--- begin ---

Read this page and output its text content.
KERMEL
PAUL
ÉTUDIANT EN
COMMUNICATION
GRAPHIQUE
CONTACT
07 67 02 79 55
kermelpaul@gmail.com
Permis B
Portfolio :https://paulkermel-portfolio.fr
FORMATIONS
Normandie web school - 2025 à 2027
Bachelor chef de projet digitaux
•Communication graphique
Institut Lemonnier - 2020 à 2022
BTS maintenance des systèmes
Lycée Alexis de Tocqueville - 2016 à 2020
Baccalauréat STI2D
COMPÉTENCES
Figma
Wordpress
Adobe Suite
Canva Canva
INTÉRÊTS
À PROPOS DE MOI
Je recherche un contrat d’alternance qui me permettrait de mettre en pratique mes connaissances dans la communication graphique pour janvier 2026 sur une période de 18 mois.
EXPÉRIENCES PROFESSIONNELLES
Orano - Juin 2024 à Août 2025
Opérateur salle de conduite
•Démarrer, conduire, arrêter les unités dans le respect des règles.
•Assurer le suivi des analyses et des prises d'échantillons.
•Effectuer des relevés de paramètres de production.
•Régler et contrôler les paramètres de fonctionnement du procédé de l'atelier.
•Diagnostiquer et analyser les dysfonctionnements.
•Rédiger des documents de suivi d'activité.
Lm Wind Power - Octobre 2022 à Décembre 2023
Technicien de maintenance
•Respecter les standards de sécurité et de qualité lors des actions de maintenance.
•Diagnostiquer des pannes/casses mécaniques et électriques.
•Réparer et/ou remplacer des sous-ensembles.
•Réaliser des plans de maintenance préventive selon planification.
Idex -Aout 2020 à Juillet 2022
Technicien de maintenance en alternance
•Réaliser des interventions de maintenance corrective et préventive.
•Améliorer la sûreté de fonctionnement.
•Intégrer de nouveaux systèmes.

--- end ---

• Your objective: Which lines of the data above contain "préventive"? Copy each one.

• Solution to the problem:
•Réaliser des plans de maintenance préventive selon planification.
•Réaliser des interventions de maintenance corrective et préventive.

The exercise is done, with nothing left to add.